**YOUR INSTRUCTIONS:** Extract all lines in the data that contain the word "JSON".

**DATA:**
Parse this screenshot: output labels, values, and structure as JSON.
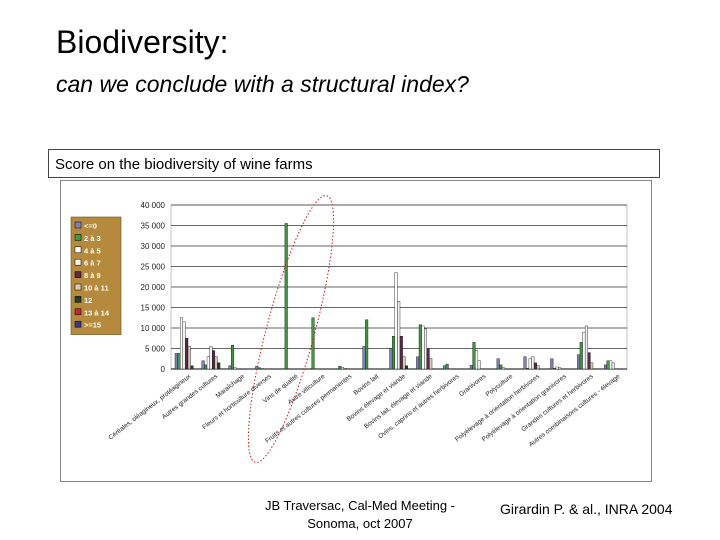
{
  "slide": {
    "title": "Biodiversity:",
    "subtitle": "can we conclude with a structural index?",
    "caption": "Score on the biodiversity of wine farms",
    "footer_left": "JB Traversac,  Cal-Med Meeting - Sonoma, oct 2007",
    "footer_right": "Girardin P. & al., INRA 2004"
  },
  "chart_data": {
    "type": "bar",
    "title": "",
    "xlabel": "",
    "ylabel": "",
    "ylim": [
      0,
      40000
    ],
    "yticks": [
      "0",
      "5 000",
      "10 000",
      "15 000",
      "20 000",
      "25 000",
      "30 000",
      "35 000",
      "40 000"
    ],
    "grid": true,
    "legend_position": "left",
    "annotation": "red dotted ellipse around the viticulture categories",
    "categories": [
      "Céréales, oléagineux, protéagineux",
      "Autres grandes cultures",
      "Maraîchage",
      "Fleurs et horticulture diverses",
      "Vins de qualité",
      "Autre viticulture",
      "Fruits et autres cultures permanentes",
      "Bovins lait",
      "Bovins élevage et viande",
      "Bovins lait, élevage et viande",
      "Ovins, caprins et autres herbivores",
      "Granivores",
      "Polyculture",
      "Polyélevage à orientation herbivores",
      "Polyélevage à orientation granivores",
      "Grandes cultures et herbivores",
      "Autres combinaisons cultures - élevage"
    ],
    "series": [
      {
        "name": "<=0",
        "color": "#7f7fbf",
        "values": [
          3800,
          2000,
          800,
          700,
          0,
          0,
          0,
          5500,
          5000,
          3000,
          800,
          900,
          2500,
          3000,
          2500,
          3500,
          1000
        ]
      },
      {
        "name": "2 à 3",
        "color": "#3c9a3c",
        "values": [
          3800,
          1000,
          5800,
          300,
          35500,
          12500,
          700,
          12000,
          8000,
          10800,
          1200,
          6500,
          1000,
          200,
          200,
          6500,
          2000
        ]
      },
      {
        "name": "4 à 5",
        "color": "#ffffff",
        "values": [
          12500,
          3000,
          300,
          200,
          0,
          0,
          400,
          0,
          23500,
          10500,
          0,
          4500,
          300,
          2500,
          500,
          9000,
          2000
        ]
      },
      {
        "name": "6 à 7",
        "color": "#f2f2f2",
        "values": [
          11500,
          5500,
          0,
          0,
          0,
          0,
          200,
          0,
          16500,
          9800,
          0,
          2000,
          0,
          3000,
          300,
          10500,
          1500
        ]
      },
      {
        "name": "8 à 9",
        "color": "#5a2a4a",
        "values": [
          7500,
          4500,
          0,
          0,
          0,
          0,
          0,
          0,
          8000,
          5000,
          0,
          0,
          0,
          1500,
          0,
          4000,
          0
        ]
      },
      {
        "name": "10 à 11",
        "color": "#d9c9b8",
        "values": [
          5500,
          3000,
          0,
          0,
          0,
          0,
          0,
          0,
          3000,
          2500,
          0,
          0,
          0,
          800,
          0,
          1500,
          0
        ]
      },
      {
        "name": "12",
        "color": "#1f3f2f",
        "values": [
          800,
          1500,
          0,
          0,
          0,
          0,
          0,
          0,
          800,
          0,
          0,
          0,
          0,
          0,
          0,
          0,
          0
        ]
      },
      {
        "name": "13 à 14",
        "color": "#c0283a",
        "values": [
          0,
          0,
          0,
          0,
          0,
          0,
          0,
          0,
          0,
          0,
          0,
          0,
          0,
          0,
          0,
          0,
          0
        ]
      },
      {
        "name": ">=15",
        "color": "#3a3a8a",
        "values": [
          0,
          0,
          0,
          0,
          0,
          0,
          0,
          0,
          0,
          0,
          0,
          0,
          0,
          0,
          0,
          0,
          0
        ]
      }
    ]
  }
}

--

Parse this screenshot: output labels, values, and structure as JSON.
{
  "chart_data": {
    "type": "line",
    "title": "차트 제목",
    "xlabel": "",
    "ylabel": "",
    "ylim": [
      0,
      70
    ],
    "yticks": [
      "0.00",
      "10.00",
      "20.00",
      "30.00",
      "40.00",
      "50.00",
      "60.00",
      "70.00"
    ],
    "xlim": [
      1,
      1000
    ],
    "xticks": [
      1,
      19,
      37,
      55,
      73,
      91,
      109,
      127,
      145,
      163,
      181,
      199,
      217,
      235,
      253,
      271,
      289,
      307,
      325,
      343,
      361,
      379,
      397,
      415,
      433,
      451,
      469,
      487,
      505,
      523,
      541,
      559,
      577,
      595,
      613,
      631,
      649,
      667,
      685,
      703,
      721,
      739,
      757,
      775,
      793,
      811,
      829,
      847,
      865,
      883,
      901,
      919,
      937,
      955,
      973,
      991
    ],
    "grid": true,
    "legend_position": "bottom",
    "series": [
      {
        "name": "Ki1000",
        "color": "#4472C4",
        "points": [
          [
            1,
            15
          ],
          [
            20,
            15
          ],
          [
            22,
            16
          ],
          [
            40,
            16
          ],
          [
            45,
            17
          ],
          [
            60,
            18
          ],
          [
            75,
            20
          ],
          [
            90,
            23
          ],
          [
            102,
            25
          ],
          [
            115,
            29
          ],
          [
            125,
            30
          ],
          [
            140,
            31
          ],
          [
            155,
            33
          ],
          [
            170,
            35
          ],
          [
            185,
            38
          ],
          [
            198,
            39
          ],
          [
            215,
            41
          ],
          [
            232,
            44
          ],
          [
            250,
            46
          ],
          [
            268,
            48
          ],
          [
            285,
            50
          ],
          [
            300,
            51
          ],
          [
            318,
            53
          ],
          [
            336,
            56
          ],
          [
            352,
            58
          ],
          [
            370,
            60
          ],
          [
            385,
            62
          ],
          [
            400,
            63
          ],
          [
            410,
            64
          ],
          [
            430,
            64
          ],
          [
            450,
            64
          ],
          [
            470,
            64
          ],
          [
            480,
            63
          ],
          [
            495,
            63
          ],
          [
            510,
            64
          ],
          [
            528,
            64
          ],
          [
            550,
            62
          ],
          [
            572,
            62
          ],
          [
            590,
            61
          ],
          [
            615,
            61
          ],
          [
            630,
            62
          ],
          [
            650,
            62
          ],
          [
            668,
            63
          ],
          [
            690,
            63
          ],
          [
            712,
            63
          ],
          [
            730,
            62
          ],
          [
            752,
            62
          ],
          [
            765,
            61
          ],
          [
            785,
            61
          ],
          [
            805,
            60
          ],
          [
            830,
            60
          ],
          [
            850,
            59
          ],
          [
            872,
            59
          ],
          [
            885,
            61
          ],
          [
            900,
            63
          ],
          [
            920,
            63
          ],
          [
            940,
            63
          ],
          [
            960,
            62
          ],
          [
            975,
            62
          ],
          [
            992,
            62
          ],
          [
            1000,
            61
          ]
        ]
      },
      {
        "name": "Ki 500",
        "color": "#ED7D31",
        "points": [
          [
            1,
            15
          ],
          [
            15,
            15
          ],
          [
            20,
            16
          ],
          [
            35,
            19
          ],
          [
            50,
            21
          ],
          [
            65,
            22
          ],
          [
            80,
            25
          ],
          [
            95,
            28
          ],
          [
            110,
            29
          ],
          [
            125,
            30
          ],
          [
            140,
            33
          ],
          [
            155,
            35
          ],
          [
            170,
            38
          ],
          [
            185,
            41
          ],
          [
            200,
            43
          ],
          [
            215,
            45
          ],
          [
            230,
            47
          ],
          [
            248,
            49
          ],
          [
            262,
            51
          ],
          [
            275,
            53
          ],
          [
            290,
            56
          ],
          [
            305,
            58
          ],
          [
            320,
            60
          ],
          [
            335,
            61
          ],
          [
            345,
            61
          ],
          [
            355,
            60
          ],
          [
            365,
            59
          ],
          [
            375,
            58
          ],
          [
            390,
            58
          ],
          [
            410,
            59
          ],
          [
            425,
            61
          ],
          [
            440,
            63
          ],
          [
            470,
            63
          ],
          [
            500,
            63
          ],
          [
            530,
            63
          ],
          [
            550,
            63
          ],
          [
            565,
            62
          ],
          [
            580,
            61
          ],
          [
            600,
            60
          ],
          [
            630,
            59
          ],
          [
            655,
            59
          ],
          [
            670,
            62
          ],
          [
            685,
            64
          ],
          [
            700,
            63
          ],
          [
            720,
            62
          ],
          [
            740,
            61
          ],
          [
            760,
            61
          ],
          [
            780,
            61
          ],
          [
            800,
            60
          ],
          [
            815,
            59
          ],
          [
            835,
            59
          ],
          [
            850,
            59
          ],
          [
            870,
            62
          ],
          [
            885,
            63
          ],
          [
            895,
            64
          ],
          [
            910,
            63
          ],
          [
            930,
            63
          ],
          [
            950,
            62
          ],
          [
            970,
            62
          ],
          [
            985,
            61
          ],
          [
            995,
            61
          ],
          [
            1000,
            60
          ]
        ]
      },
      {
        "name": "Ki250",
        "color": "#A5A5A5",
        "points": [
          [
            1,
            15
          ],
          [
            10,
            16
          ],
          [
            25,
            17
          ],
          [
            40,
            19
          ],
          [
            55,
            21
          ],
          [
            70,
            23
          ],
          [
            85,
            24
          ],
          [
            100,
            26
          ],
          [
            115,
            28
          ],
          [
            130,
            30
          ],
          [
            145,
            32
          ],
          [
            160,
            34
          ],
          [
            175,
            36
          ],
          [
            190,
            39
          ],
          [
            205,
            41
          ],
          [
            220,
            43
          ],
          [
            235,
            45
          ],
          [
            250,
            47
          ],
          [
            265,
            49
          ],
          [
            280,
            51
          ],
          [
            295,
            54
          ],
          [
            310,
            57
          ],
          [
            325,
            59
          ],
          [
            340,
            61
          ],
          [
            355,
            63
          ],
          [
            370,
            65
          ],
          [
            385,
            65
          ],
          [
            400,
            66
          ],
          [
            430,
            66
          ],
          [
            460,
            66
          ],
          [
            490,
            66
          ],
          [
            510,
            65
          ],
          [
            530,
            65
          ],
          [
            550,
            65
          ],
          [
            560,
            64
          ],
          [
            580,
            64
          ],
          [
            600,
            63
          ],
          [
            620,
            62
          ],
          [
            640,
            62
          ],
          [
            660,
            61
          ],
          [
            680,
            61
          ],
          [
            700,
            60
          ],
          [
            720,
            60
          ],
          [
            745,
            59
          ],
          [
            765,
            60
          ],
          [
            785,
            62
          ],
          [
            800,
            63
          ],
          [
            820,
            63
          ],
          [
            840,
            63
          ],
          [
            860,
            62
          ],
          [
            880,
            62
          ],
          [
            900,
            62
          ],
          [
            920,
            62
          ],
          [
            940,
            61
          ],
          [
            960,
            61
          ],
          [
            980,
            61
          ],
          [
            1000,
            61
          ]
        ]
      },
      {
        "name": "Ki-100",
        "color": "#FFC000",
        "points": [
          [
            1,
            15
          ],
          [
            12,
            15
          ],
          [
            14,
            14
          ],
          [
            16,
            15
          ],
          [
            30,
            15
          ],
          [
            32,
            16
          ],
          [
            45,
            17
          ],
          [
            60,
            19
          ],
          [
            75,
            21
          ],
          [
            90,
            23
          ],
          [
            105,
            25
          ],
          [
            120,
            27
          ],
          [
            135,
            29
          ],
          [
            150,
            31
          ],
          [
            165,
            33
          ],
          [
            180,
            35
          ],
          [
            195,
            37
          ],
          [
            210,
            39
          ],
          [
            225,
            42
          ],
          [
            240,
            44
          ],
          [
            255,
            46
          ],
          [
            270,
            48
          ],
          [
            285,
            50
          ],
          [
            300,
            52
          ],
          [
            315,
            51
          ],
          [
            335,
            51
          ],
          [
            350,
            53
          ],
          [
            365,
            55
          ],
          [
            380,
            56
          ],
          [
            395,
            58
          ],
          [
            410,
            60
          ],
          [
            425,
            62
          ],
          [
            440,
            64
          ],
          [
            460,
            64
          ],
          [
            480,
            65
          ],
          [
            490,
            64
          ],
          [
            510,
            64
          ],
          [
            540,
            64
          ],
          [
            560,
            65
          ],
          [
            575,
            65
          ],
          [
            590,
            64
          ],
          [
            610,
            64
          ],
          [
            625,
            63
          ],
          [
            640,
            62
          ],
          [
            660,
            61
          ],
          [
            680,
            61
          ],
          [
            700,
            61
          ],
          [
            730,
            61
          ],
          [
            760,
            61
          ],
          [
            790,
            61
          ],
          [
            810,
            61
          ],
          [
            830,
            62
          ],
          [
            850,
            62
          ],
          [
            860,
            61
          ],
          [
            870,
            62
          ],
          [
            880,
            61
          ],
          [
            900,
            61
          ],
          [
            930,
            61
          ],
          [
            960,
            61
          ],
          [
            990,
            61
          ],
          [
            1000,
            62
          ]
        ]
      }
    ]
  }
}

--

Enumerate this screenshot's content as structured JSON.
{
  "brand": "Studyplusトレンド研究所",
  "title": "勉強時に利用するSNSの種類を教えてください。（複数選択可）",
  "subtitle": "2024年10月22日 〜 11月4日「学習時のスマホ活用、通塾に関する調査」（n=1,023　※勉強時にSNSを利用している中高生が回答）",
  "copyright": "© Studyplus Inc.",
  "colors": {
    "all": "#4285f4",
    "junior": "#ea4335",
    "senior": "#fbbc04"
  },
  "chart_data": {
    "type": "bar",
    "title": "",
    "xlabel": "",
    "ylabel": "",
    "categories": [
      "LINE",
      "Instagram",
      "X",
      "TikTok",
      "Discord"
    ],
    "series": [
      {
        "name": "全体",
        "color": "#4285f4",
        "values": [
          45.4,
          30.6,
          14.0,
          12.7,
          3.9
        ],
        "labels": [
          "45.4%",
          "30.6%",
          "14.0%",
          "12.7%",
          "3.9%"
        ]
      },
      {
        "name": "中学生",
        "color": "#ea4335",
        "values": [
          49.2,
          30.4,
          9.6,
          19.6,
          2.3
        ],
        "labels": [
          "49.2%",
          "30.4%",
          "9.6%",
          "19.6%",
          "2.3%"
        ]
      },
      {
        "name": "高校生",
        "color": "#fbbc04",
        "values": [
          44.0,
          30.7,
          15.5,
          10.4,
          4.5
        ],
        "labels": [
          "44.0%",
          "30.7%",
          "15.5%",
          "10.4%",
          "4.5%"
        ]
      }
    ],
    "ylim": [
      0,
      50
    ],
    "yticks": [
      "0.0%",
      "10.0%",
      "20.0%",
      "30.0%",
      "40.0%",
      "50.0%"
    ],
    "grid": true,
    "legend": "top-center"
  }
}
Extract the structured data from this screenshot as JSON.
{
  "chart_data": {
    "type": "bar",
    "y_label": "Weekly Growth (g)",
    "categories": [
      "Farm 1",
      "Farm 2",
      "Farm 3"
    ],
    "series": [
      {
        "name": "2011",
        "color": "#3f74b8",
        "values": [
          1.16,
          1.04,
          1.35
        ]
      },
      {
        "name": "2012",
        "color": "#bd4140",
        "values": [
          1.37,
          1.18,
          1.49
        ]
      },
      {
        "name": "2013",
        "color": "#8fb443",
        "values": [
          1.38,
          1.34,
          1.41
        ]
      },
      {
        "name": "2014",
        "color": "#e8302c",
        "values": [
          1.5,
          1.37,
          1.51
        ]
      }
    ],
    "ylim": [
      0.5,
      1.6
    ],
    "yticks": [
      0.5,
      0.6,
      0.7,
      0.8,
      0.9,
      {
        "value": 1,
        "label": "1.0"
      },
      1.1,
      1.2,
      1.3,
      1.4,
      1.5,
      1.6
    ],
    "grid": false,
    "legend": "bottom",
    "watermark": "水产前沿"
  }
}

**SOLUTION TO THIS TASK:**
Parse this screenshot: output labels, values, and structure as JSON.
Parse this screenshot: output labels, values, and structure as JSON.
Enumerate this screenshot's content as structured JSON.
Extract the structured data from this screenshot as JSON.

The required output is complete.